## Request
Go through the listing below and gather every line with the word "text".

++++++++++

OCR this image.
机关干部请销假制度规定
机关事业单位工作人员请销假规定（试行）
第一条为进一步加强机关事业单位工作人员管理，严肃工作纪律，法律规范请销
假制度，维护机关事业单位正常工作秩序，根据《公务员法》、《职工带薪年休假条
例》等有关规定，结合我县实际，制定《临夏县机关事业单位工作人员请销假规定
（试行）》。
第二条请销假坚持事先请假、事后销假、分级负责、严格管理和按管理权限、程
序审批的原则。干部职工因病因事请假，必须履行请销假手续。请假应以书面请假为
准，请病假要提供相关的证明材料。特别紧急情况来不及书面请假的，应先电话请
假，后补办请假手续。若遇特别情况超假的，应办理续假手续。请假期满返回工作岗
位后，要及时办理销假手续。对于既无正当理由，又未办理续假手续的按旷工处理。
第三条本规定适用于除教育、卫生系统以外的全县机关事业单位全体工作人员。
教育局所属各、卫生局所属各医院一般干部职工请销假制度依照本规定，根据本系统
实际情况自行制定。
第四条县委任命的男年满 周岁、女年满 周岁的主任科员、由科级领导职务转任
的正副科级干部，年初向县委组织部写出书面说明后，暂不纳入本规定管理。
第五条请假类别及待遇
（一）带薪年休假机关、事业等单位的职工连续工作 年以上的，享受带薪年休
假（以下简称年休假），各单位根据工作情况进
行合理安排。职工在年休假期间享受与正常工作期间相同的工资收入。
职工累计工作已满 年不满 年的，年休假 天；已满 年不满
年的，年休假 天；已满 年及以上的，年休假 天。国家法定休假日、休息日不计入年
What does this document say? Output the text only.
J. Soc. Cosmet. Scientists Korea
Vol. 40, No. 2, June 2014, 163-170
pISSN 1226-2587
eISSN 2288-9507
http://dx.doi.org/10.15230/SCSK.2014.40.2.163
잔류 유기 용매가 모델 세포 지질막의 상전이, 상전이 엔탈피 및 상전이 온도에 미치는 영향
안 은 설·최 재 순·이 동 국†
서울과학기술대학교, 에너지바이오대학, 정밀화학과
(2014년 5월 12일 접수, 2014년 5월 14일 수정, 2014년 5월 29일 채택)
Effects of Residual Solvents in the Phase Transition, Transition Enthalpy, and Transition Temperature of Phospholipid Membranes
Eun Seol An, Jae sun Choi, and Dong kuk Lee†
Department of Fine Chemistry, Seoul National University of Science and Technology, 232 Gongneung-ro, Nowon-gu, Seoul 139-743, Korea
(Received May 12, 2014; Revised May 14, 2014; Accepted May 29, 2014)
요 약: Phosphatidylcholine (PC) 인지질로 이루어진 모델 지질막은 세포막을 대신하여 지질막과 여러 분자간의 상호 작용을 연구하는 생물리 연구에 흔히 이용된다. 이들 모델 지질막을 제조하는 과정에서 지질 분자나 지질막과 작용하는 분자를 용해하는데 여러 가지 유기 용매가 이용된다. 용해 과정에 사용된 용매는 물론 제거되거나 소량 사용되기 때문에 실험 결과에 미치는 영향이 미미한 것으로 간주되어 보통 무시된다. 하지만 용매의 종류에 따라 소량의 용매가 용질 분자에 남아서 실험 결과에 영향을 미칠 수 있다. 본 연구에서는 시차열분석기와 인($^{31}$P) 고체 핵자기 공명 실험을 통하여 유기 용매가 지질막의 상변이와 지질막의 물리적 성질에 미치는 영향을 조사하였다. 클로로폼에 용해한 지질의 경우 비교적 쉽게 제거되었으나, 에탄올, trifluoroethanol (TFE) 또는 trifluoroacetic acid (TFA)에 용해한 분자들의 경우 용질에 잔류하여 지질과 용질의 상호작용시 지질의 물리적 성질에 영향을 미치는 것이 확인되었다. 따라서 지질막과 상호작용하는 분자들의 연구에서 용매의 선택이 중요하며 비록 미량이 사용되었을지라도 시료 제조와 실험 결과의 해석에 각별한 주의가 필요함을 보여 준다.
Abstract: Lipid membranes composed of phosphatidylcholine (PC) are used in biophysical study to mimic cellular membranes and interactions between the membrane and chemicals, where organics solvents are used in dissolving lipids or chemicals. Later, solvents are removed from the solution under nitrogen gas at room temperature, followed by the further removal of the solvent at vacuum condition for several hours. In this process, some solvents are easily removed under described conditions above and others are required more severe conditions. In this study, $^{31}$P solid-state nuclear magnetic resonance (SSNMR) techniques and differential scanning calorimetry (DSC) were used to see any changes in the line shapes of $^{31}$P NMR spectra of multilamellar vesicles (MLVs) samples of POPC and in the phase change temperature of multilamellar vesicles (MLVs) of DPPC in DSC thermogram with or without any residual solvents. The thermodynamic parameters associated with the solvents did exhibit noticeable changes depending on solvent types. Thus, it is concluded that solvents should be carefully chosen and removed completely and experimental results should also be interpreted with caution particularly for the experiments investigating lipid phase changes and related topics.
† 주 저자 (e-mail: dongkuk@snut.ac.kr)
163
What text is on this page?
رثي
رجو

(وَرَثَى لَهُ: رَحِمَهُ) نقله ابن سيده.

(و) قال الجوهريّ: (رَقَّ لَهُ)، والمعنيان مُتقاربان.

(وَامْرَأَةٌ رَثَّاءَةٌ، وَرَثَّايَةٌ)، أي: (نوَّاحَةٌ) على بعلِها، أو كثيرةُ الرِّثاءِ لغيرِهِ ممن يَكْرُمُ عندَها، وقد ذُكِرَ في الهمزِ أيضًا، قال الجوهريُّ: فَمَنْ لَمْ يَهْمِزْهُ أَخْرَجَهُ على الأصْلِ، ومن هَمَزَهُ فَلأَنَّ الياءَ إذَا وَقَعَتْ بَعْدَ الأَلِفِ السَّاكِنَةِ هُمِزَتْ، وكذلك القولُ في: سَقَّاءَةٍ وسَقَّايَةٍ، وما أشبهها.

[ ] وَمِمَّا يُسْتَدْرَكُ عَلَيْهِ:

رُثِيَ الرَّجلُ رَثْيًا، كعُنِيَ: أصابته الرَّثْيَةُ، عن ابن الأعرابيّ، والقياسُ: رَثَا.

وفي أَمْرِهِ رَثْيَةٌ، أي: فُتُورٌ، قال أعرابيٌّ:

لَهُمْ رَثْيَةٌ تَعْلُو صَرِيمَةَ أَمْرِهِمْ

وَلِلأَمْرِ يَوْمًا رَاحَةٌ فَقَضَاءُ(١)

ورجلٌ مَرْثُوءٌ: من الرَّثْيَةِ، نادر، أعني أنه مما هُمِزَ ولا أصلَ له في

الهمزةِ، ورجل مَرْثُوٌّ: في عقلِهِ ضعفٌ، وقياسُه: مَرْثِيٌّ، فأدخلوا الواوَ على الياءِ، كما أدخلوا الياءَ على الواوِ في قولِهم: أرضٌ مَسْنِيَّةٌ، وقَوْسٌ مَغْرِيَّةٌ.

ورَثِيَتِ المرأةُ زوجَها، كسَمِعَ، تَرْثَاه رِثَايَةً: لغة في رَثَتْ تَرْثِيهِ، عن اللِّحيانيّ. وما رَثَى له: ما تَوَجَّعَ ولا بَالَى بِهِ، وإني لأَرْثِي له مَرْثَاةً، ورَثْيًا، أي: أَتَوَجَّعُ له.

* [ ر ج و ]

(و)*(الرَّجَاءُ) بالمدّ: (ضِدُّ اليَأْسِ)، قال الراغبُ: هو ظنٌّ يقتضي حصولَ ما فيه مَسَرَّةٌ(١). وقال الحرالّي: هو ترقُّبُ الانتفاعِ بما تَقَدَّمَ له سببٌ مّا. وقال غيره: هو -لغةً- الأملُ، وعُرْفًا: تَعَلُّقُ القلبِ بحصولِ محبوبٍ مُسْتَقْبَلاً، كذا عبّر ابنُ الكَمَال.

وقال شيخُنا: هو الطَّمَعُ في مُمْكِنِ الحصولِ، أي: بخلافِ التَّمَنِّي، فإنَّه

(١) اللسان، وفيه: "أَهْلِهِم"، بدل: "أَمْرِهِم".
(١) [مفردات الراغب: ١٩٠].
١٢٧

++++++++++

## Finished exercise
What does this document say? Output the text only.
What text is on this page?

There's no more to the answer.